Exercise instructions:
Pictures in the records should not be copied, but every other part must be repeated exactly.

Collected data:
— Start —

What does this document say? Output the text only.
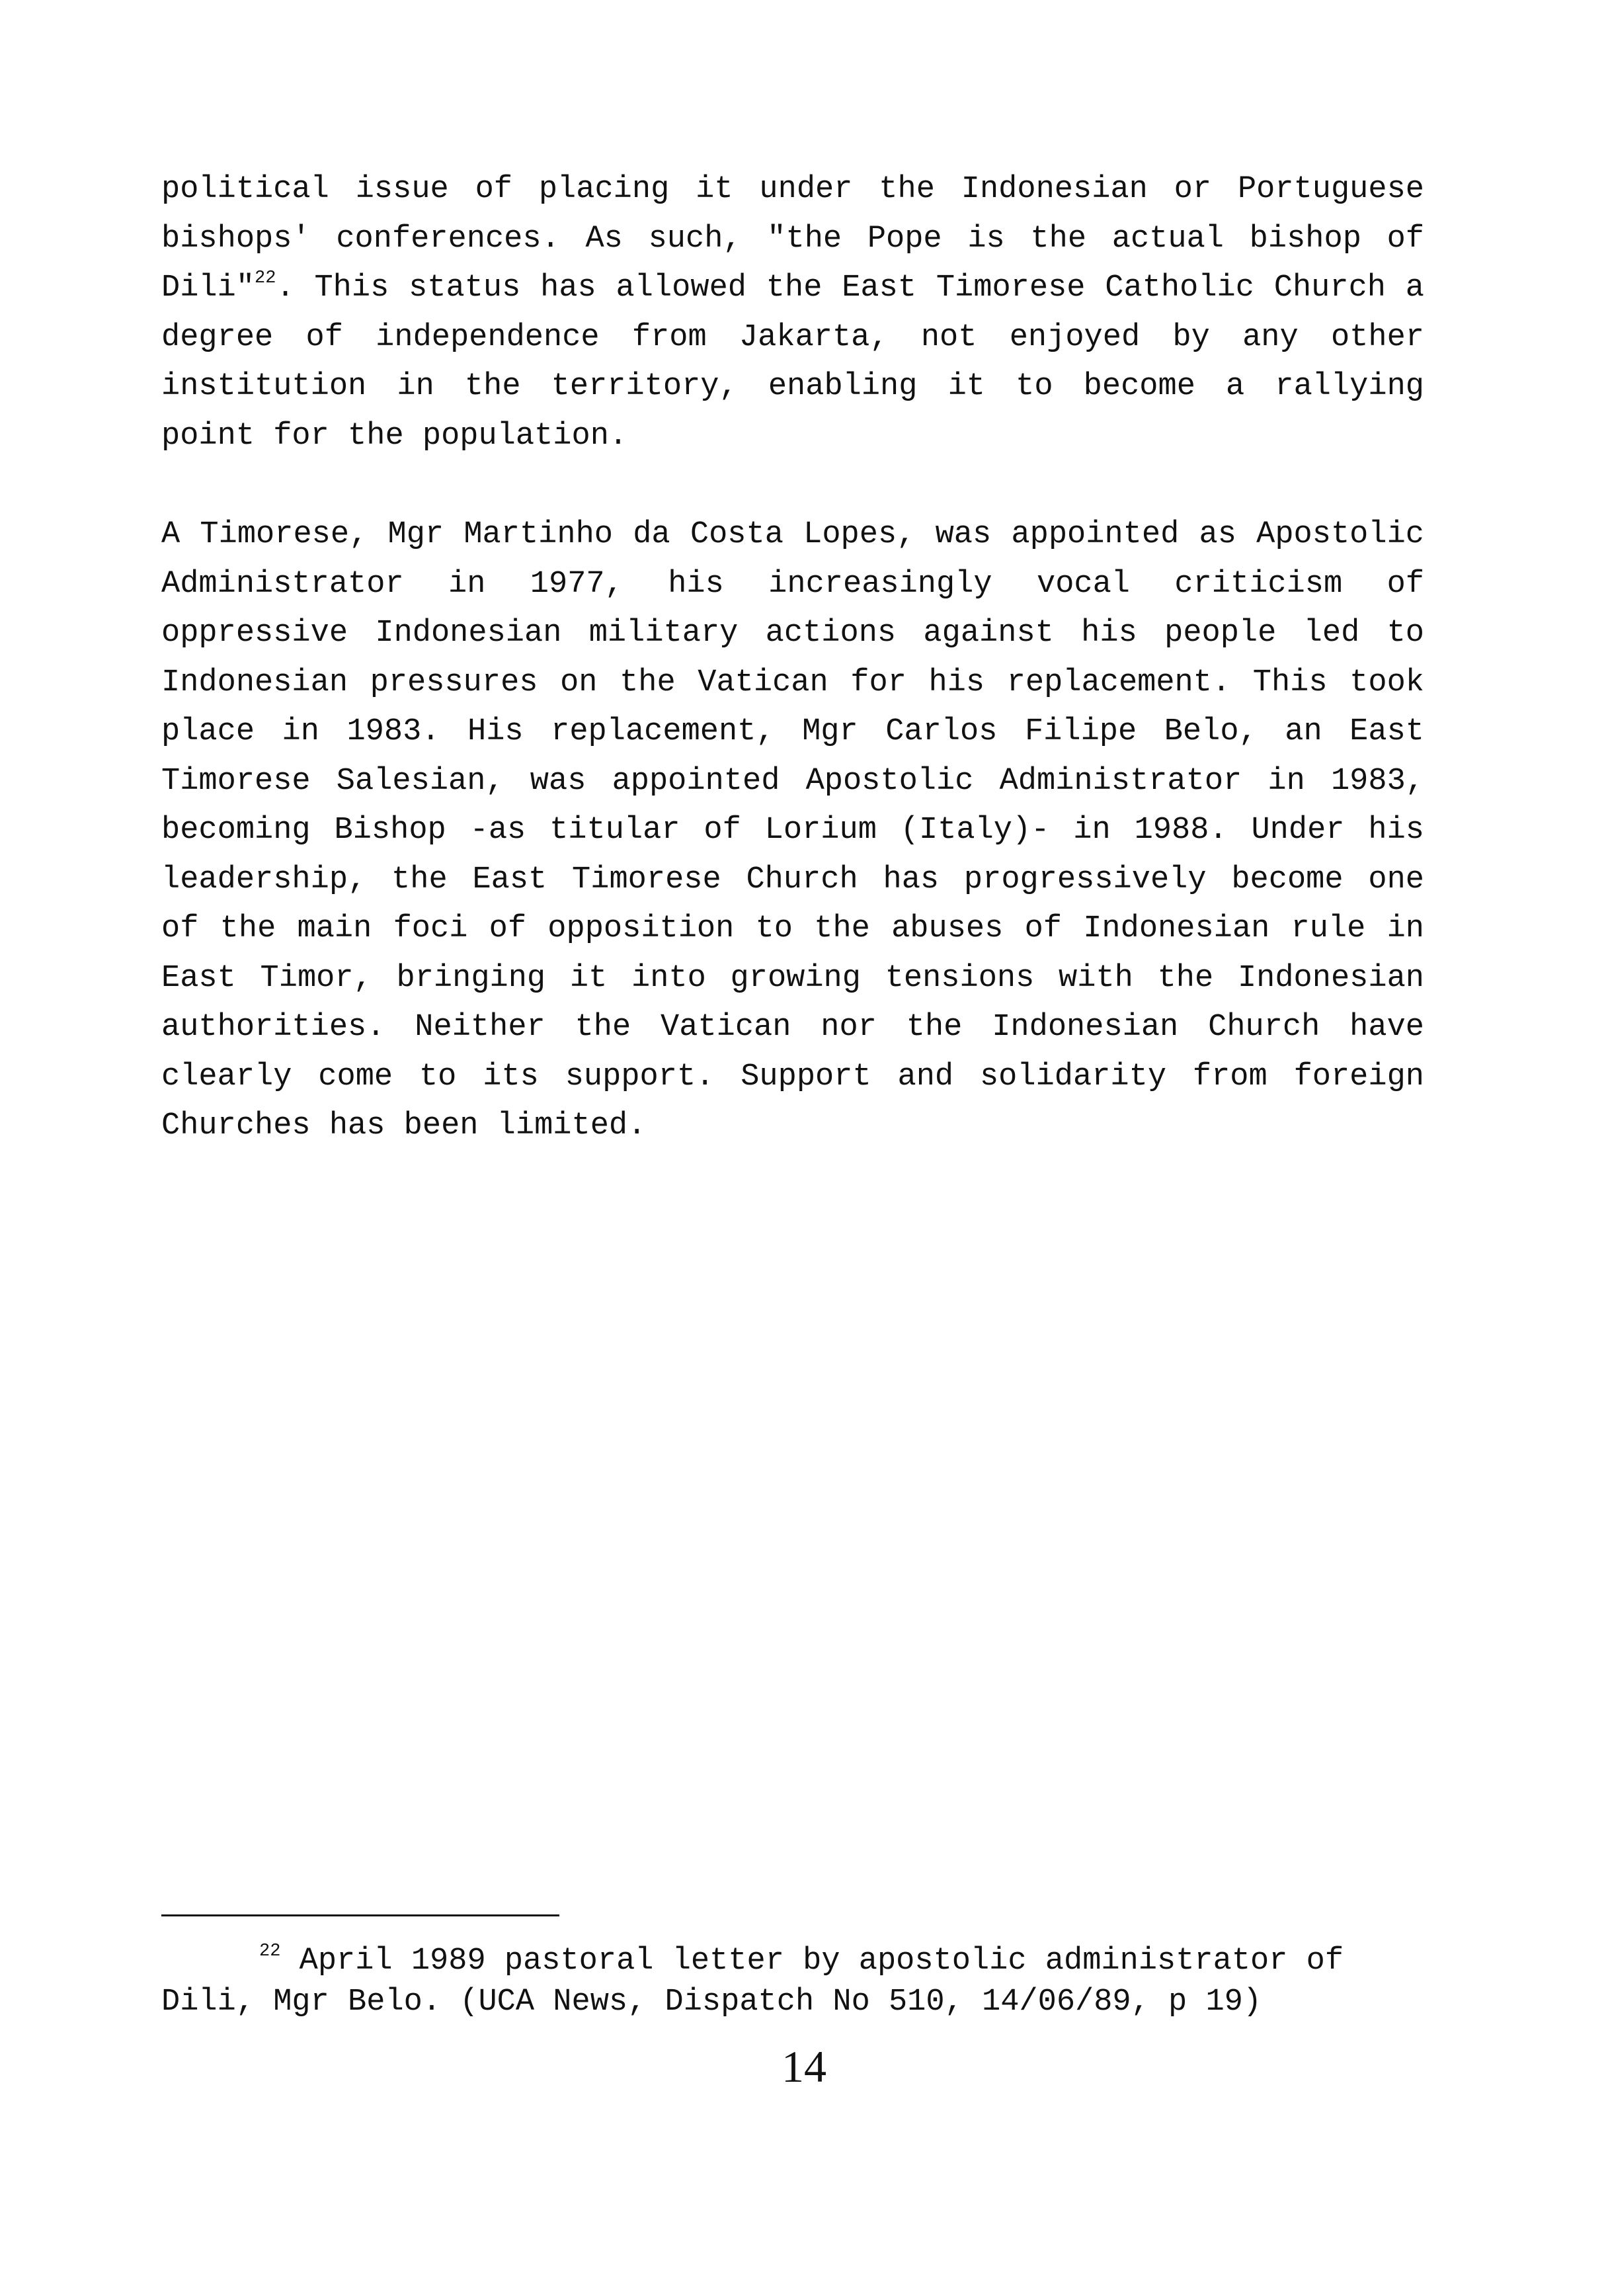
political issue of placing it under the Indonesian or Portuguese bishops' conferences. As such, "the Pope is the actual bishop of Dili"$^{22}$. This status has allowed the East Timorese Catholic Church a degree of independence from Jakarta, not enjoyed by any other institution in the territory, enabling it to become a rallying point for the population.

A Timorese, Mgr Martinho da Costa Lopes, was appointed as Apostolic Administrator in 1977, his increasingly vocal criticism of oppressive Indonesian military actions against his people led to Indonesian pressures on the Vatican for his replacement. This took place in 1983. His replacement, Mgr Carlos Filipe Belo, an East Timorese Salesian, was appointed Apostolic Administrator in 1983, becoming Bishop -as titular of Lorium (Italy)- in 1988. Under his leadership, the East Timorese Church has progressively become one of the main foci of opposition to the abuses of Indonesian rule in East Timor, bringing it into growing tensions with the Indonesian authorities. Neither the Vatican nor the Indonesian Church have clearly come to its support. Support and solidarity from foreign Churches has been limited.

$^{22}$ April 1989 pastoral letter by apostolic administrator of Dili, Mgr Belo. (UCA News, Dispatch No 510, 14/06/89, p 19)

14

— End —

Answer in full:
What does this document say? Output the text only.
political issue of placing it under the Indonesian or Portuguese bishops' conferences. As such, "the Pope is the actual bishop of Dili"$^{22}$. This status has allowed the East Timorese Catholic Church a degree of independence from Jakarta, not enjoyed by any other institution in the territory, enabling it to become a rallying point for the population.

A Timorese, Mgr Martinho da Costa Lopes, was appointed as Apostolic Administrator in 1977, his increasingly vocal criticism of oppressive Indonesian military actions against his people led to Indonesian pressures on the Vatican for his replacement. This took place in 1983. His replacement, Mgr Carlos Filipe Belo, an East Timorese Salesian, was appointed Apostolic Administrator in 1983, becoming Bishop -as titular of Lorium (Italy)- in 1988. Under his leadership, the East Timorese Church has progressively become one of the main foci of opposition to the abuses of Indonesian rule in East Timor, bringing it into growing tensions with the Indonesian authorities. Neither the Vatican nor the Indonesian Church have clearly come to its support. Support and solidarity from foreign Churches has been limited.

$^{22}$ April 1989 pastoral letter by apostolic administrator of Dili, Mgr Belo. (UCA News, Dispatch No 510, 14/06/89, p 19)

14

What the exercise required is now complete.